» **GIVEN PROBLEM**: Exactly reproduce the lines that follow.

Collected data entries
-- START --

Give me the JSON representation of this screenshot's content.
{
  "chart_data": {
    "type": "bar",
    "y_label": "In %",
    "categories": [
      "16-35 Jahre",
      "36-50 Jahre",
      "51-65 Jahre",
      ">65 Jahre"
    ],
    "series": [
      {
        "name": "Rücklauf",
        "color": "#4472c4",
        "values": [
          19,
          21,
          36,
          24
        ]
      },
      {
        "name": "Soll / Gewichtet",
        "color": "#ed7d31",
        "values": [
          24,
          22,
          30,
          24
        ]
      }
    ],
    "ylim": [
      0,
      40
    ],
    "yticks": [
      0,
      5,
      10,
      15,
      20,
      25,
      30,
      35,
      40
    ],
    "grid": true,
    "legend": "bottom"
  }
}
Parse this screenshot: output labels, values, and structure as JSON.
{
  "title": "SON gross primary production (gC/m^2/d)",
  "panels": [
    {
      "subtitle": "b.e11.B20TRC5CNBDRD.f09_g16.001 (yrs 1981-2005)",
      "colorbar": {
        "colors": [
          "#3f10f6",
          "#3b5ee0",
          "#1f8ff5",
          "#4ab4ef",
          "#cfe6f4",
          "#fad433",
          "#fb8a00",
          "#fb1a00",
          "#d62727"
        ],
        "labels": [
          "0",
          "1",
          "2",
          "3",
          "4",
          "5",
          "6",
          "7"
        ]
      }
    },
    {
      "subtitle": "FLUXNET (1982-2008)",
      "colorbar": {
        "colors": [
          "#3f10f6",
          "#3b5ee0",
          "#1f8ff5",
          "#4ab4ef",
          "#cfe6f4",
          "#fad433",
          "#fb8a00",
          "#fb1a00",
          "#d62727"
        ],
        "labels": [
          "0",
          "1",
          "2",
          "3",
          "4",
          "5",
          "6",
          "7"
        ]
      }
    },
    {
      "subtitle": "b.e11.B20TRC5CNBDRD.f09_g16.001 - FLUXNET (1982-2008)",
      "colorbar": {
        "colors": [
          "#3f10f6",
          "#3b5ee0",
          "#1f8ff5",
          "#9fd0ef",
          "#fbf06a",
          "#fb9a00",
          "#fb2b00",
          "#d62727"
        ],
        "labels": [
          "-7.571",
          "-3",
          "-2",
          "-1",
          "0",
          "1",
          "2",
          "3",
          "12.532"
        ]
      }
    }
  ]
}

-- END --

» **CORRECT RESPONSE**:
Give me the JSON representation of this screenshot's content.
{
  "chart_data": {
    "type": "bar",
    "y_label": "In %",
    "categories": [
      "16-35 Jahre",
      "36-50 Jahre",
      "51-65 Jahre",
      ">65 Jahre"
    ],
    "series": [
      {
        "name": "Rücklauf",
        "color": "#4472c4",
        "values": [
          19,
          21,
          36,
          24
        ]
      },
      {
        "name": "Soll / Gewichtet",
        "color": "#ed7d31",
        "values": [
          24,
          22,
          30,
          24
        ]
      }
    ],
    "ylim": [
      0,
      40
    ],
    "yticks": [
      0,
      5,
      10,
      15,
      20,
      25,
      30,
      35,
      40
    ],
    "grid": true,
    "legend": "bottom"
  }
}
Parse this screenshot: output labels, values, and structure as JSON.
{
  "title": "SON gross primary production (gC/m^2/d)",
  "panels": [
    {
      "subtitle": "b.e11.B20TRC5CNBDRD.f09_g16.001 (yrs 1981-2005)",
      "colorbar": {
        "colors": [
          "#3f10f6",
          "#3b5ee0",
          "#1f8ff5",
          "#4ab4ef",
          "#cfe6f4",
          "#fad433",
          "#fb8a00",
          "#fb1a00",
          "#d62727"
        ],
        "labels": [
          "0",
          "1",
          "2",
          "3",
          "4",
          "5",
          "6",
          "7"
        ]
      }
    },
    {
      "subtitle": "FLUXNET (1982-2008)",
      "colorbar": {
        "colors": [
          "#3f10f6",
          "#3b5ee0",
          "#1f8ff5",
          "#4ab4ef",
          "#cfe6f4",
          "#fad433",
          "#fb8a00",
          "#fb1a00",
          "#d62727"
        ],
        "labels": [
          "0",
          "1",
          "2",
          "3",
          "4",
          "5",
          "6",
          "7"
        ]
      }
    },
    {
      "subtitle": "b.e11.B20TRC5CNBDRD.f09_g16.001 - FLUXNET (1982-2008)",
      "colorbar": {
        "colors": [
          "#3f10f6",
          "#3b5ee0",
          "#1f8ff5",
          "#9fd0ef",
          "#fbf06a",
          "#fb9a00",
          "#fb2b00",
          "#d62727"
        ],
        "labels": [
          "-7.571",
          "-3",
          "-2",
          "-1",
          "0",
          "1",
          "2",
          "3",
          "12.532"
        ]
      }
    }
  ]
}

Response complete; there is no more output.